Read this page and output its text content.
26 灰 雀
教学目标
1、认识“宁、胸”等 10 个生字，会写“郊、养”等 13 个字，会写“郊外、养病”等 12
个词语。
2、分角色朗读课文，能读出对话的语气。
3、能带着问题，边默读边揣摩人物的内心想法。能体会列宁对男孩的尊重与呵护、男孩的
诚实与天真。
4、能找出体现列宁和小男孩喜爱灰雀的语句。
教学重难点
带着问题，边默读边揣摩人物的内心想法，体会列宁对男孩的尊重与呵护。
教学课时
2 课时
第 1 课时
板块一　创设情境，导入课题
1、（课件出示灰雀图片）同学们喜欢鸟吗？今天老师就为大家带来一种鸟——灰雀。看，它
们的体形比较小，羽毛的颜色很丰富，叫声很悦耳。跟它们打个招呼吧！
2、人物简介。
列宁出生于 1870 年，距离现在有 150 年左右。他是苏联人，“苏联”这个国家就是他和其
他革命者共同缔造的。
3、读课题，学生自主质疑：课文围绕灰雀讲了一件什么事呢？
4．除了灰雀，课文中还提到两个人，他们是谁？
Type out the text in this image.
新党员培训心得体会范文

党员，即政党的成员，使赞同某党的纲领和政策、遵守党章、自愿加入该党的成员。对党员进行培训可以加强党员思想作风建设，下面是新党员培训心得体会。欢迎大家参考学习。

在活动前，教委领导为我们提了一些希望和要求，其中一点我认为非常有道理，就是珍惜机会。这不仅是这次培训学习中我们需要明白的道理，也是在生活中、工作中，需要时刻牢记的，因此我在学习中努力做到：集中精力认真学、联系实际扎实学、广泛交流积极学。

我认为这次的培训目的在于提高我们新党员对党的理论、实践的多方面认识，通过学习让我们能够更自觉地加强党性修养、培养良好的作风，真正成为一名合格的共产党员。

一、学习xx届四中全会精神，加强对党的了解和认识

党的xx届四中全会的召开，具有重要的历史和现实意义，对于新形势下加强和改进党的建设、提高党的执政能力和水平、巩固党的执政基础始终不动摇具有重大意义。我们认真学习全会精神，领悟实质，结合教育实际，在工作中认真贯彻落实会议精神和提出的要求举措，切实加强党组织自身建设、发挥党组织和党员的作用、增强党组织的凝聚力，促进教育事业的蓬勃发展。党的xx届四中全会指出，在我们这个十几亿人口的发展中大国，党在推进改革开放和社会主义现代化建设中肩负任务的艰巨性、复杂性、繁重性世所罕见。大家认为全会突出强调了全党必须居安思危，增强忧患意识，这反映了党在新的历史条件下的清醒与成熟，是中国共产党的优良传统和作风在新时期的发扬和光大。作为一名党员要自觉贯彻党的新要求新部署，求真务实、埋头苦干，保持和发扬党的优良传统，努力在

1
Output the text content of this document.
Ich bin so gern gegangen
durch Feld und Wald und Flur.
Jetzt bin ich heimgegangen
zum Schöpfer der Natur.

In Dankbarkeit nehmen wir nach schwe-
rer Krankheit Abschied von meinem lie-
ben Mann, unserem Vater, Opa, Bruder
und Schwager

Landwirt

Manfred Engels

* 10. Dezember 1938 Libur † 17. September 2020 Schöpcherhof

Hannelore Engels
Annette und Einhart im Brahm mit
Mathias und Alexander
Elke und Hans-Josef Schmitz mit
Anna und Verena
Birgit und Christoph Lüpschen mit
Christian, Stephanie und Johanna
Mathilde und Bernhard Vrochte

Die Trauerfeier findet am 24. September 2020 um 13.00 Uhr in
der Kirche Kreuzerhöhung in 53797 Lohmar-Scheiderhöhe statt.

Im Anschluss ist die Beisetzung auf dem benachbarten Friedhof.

☆ ☆ ☆ ☆ ☆ ☆ ☆

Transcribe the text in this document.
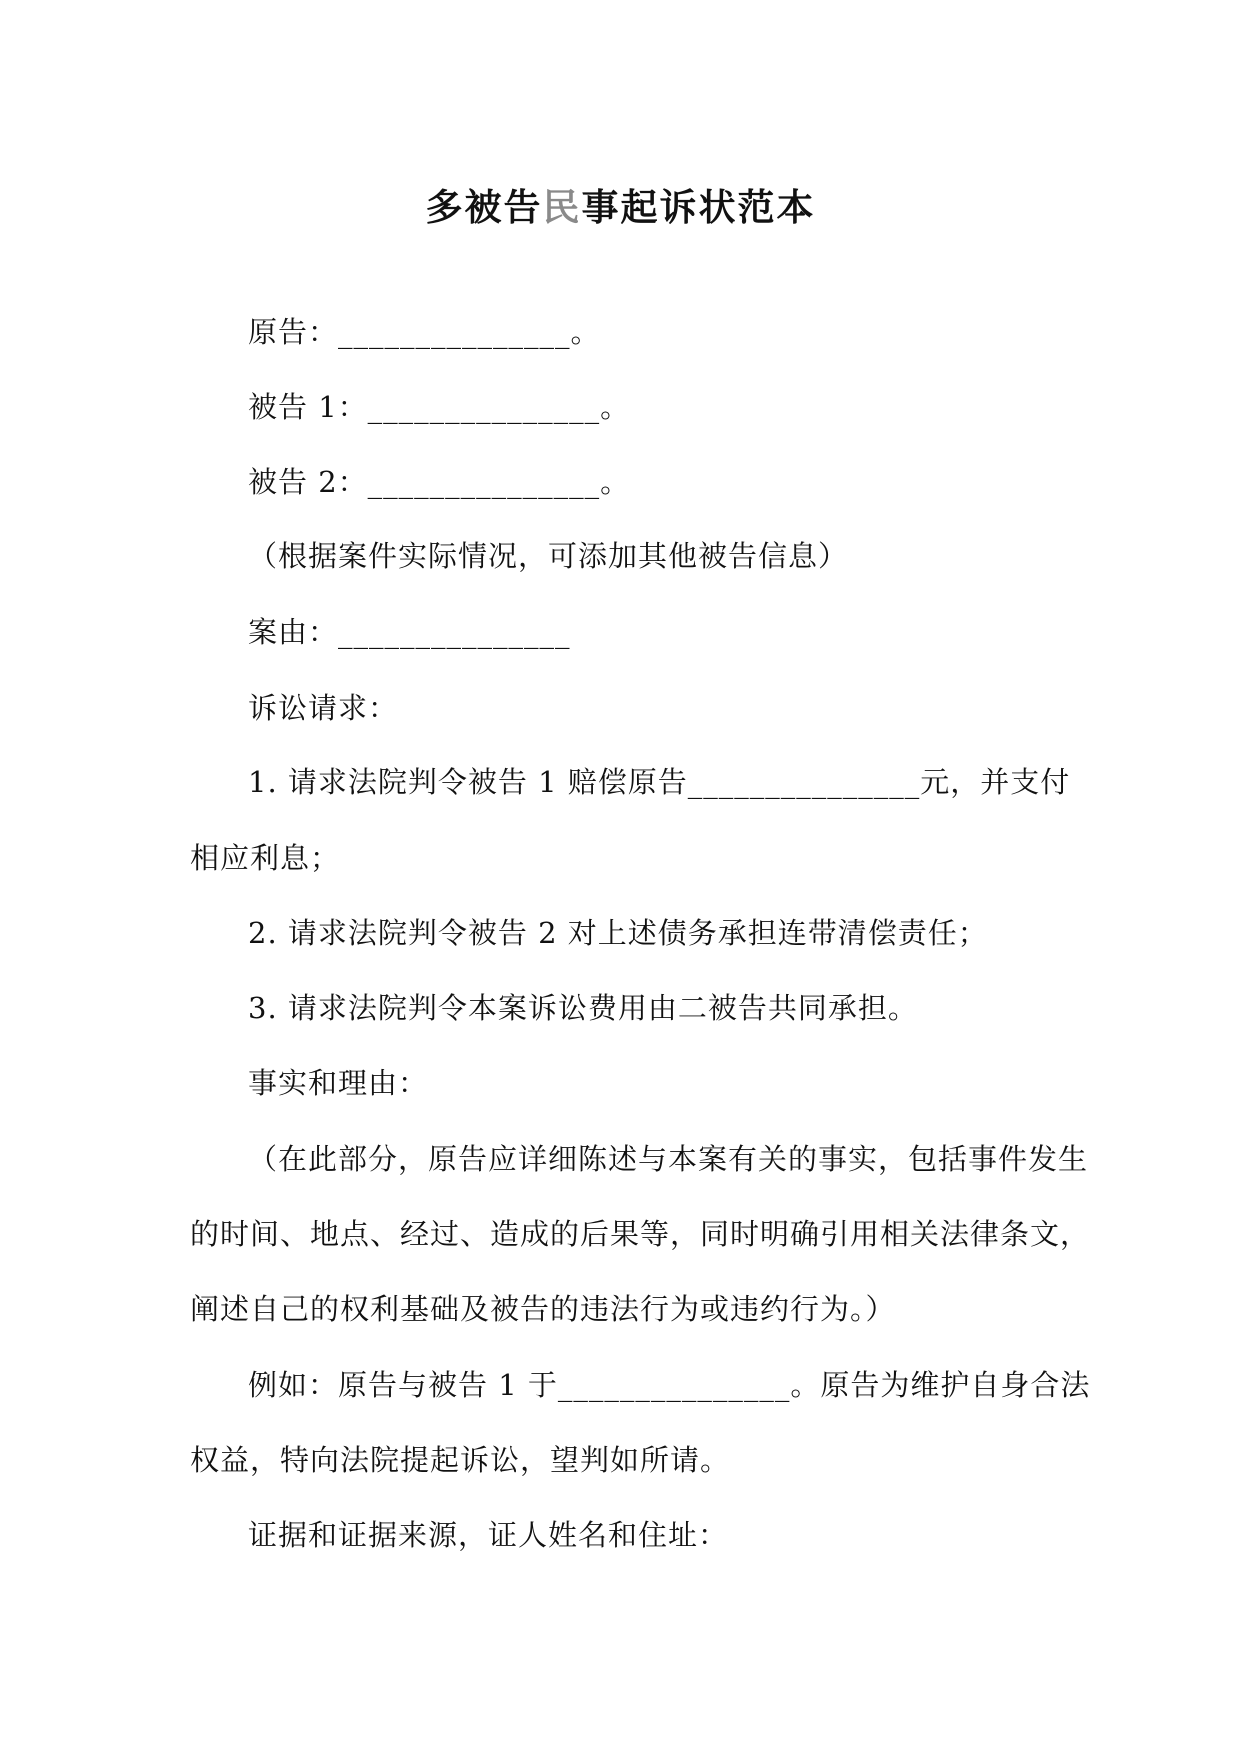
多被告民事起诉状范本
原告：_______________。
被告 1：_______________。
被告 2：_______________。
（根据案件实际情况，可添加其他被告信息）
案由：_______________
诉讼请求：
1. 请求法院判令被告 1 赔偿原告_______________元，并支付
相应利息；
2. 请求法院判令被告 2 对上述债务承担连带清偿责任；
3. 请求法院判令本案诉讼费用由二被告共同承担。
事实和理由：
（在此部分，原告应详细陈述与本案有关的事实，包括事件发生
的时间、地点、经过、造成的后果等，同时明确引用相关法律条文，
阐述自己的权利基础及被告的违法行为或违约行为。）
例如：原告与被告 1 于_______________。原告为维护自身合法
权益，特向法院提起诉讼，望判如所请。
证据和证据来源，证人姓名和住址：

☆ ☆ ☆ ☆ ☆ ☆ ☆

▶ **Work to do**: From the listing above, copy every line that holds the string "September".

▶ **Response for this exercise**:
* 10. Dezember 1938 Libur † 17. September 2020 Schöpcherhof
Die Trauerfeier findet am 24. September 2020 um 13.00 Uhr in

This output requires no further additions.